What you should do: Give back the records below exactly, every one, with no pictures.
┌─ Data for processing
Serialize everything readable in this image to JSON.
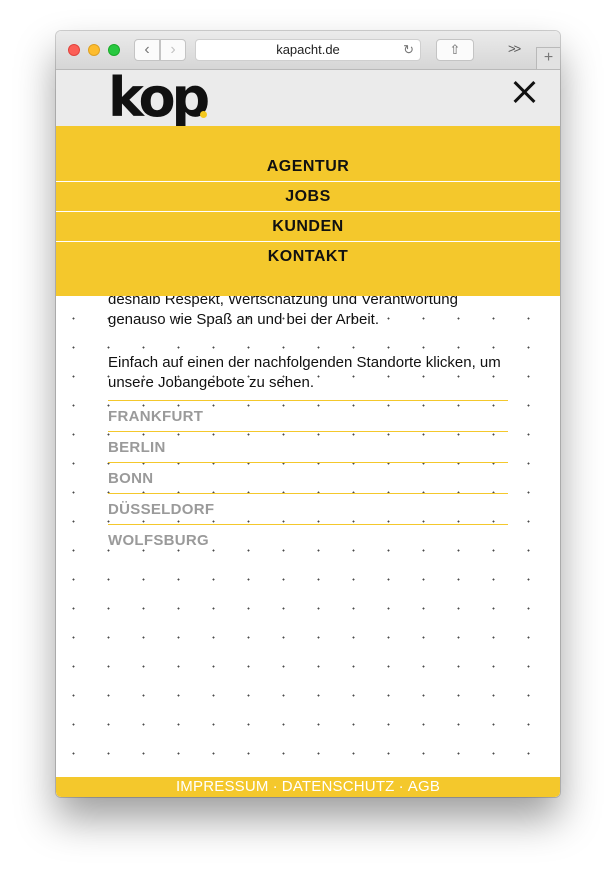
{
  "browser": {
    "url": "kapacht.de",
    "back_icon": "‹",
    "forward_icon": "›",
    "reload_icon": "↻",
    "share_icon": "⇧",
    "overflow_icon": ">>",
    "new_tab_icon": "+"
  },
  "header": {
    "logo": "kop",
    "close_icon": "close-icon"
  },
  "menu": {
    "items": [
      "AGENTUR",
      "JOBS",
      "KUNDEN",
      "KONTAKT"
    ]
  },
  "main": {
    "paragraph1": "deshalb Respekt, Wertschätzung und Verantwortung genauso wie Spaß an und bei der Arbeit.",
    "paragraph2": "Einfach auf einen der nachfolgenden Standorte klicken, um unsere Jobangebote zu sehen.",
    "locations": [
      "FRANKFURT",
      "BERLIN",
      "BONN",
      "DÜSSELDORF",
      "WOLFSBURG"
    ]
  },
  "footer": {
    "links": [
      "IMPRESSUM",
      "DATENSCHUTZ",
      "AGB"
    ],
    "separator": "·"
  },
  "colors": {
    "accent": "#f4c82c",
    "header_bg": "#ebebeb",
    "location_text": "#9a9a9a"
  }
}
└─
Task solution:
Serialize everything readable in this image to JSON.
{
  "browser": {
    "url": "kapacht.de",
    "back_icon": "‹",
    "forward_icon": "›",
    "reload_icon": "↻",
    "share_icon": "⇧",
    "overflow_icon": ">>",
    "new_tab_icon": "+"
  },
  "header": {
    "logo": "kop",
    "close_icon": "close-icon"
  },
  "menu": {
    "items": [
      "AGENTUR",
      "JOBS",
      "KUNDEN",
      "KONTAKT"
    ]
  },
  "main": {
    "paragraph1": "deshalb Respekt, Wertschätzung und Verantwortung genauso wie Spaß an und bei der Arbeit.",
    "paragraph2": "Einfach auf einen der nachfolgenden Standorte klicken, um unsere Jobangebote zu sehen.",
    "locations": [
      "FRANKFURT",
      "BERLIN",
      "BONN",
      "DÜSSELDORF",
      "WOLFSBURG"
    ]
  },
  "footer": {
    "links": [
      "IMPRESSUM",
      "DATENSCHUTZ",
      "AGB"
    ],
    "separator": "·"
  },
  "colors": {
    "accent": "#f4c82c",
    "header_bg": "#ebebeb",
    "location_text": "#9a9a9a"
  }
}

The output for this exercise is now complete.